*PROBLEM TO WORK ON*: What is needed is an exact transcription of every record below.

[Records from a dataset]
........
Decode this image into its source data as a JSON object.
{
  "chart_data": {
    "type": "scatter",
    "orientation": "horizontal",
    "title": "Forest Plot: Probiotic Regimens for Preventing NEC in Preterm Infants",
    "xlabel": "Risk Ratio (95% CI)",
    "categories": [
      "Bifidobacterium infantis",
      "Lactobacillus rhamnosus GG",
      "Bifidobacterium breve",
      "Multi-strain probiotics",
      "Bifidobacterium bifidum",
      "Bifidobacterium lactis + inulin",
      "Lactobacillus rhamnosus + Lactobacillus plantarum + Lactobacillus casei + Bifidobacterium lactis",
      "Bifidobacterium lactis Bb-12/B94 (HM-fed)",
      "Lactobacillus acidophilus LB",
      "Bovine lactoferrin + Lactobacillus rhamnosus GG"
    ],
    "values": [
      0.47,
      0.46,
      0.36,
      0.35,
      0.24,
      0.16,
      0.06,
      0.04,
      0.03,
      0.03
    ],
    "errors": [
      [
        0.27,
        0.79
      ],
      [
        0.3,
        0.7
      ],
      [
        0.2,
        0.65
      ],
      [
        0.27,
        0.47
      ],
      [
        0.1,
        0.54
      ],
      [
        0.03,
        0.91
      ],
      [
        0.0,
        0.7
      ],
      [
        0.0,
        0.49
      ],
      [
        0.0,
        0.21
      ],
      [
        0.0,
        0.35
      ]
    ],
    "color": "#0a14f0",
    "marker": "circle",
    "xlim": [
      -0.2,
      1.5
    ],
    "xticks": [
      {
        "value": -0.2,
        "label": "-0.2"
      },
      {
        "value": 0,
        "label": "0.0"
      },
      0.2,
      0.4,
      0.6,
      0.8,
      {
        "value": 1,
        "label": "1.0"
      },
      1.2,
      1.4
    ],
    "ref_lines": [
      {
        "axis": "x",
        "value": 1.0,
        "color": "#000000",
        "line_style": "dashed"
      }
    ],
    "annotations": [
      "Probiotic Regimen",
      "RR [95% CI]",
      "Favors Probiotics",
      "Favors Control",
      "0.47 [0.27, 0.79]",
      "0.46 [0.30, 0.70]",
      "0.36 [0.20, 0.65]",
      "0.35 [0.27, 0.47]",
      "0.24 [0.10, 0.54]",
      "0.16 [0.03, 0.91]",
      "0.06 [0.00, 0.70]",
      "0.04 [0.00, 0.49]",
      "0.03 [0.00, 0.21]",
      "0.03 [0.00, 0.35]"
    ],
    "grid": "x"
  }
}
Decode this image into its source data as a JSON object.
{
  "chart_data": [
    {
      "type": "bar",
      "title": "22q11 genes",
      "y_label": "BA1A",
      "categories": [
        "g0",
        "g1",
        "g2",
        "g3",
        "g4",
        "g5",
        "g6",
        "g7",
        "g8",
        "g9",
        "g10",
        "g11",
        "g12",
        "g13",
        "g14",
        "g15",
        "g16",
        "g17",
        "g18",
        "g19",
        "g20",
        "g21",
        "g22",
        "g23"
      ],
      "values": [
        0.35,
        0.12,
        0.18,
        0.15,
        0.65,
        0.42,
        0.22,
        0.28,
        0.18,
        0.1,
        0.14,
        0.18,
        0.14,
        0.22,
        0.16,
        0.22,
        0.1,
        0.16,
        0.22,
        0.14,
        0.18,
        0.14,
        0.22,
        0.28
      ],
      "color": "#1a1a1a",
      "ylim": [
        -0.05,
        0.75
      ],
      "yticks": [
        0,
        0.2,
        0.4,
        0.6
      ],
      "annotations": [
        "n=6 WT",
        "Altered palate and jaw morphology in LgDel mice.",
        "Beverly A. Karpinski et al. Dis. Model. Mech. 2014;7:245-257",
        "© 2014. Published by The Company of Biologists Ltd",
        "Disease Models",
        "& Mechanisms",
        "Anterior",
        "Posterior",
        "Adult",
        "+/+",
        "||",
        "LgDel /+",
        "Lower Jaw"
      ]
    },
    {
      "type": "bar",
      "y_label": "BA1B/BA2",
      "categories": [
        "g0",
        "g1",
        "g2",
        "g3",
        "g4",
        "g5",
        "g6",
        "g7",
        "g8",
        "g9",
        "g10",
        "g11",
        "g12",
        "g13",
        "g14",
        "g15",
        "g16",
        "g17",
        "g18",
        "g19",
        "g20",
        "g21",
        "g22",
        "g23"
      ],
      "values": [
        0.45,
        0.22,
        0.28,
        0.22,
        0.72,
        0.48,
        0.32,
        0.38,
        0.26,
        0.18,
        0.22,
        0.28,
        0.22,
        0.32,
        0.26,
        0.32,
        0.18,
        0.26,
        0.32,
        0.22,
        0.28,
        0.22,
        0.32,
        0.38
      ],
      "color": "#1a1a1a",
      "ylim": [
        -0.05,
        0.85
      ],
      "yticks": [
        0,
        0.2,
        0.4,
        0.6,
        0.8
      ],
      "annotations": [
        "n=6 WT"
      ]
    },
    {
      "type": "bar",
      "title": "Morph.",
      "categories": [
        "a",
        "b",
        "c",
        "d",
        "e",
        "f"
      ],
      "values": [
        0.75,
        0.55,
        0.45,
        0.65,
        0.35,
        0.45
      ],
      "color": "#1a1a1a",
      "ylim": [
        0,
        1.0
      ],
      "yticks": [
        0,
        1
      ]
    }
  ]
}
........
*ANSWER TO THIS PROBLEM*:
Decode this image into its source data as a JSON object.
{
  "chart_data": {
    "type": "scatter",
    "orientation": "horizontal",
    "title": "Forest Plot: Probiotic Regimens for Preventing NEC in Preterm Infants",
    "xlabel": "Risk Ratio (95% CI)",
    "categories": [
      "Bifidobacterium infantis",
      "Lactobacillus rhamnosus GG",
      "Bifidobacterium breve",
      "Multi-strain probiotics",
      "Bifidobacterium bifidum",
      "Bifidobacterium lactis + inulin",
      "Lactobacillus rhamnosus + Lactobacillus plantarum + Lactobacillus casei + Bifidobacterium lactis",
      "Bifidobacterium lactis Bb-12/B94 (HM-fed)",
      "Lactobacillus acidophilus LB",
      "Bovine lactoferrin + Lactobacillus rhamnosus GG"
    ],
    "values": [
      0.47,
      0.46,
      0.36,
      0.35,
      0.24,
      0.16,
      0.06,
      0.04,
      0.03,
      0.03
    ],
    "errors": [
      [
        0.27,
        0.79
      ],
      [
        0.3,
        0.7
      ],
      [
        0.2,
        0.65
      ],
      [
        0.27,
        0.47
      ],
      [
        0.1,
        0.54
      ],
      [
        0.03,
        0.91
      ],
      [
        0.0,
        0.7
      ],
      [
        0.0,
        0.49
      ],
      [
        0.0,
        0.21
      ],
      [
        0.0,
        0.35
      ]
    ],
    "color": "#0a14f0",
    "marker": "circle",
    "xlim": [
      -0.2,
      1.5
    ],
    "xticks": [
      {
        "value": -0.2,
        "label": "-0.2"
      },
      {
        "value": 0,
        "label": "0.0"
      },
      0.2,
      0.4,
      0.6,
      0.8,
      {
        "value": 1,
        "label": "1.0"
      },
      1.2,
      1.4
    ],
    "ref_lines": [
      {
        "axis": "x",
        "value": 1.0,
        "color": "#000000",
        "line_style": "dashed"
      }
    ],
    "annotations": [
      "Probiotic Regimen",
      "RR [95% CI]",
      "Favors Probiotics",
      "Favors Control",
      "0.47 [0.27, 0.79]",
      "0.46 [0.30, 0.70]",
      "0.36 [0.20, 0.65]",
      "0.35 [0.27, 0.47]",
      "0.24 [0.10, 0.54]",
      "0.16 [0.03, 0.91]",
      "0.06 [0.00, 0.70]",
      "0.04 [0.00, 0.49]",
      "0.03 [0.00, 0.21]",
      "0.03 [0.00, 0.35]"
    ],
    "grid": "x"
  }
}
Decode this image into its source data as a JSON object.
{
  "chart_data": [
    {
      "type": "bar",
      "title": "22q11 genes",
      "y_label": "BA1A",
      "categories": [
        "g0",
        "g1",
        "g2",
        "g3",
        "g4",
        "g5",
        "g6",
        "g7",
        "g8",
        "g9",
        "g10",
        "g11",
        "g12",
        "g13",
        "g14",
        "g15",
        "g16",
        "g17",
        "g18",
        "g19",
        "g20",
        "g21",
        "g22",
        "g23"
      ],
      "values": [
        0.35,
        0.12,
        0.18,
        0.15,
        0.65,
        0.42,
        0.22,
        0.28,
        0.18,
        0.1,
        0.14,
        0.18,
        0.14,
        0.22,
        0.16,
        0.22,
        0.1,
        0.16,
        0.22,
        0.14,
        0.18,
        0.14,
        0.22,
        0.28
      ],
      "color": "#1a1a1a",
      "ylim": [
        -0.05,
        0.75
      ],
      "yticks": [
        0,
        0.2,
        0.4,
        0.6
      ],
      "annotations": [
        "n=6 WT",
        "Altered palate and jaw morphology in LgDel mice.",
        "Beverly A. Karpinski et al. Dis. Model. Mech. 2014;7:245-257",
        "© 2014. Published by The Company of Biologists Ltd",
        "Disease Models",
        "& Mechanisms",
        "Anterior",
        "Posterior",
        "Adult",
        "+/+",
        "||",
        "LgDel /+",
        "Lower Jaw"
      ]
    },
    {
      "type": "bar",
      "y_label": "BA1B/BA2",
      "categories": [
        "g0",
        "g1",
        "g2",
        "g3",
        "g4",
        "g5",
        "g6",
        "g7",
        "g8",
        "g9",
        "g10",
        "g11",
        "g12",
        "g13",
        "g14",
        "g15",
        "g16",
        "g17",
        "g18",
        "g19",
        "g20",
        "g21",
        "g22",
        "g23"
      ],
      "values": [
        0.45,
        0.22,
        0.28,
        0.22,
        0.72,
        0.48,
        0.32,
        0.38,
        0.26,
        0.18,
        0.22,
        0.28,
        0.22,
        0.32,
        0.26,
        0.32,
        0.18,
        0.26,
        0.32,
        0.22,
        0.28,
        0.22,
        0.32,
        0.38
      ],
      "color": "#1a1a1a",
      "ylim": [
        -0.05,
        0.85
      ],
      "yticks": [
        0,
        0.2,
        0.4,
        0.6,
        0.8
      ],
      "annotations": [
        "n=6 WT"
      ]
    },
    {
      "type": "bar",
      "title": "Morph.",
      "categories": [
        "a",
        "b",
        "c",
        "d",
        "e",
        "f"
      ],
      "values": [
        0.75,
        0.55,
        0.45,
        0.65,
        0.35,
        0.45
      ],
      "color": "#1a1a1a",
      "ylim": [
        0,
        1.0
      ],
      "yticks": [
        0,
        1
      ]
    }
  ]
}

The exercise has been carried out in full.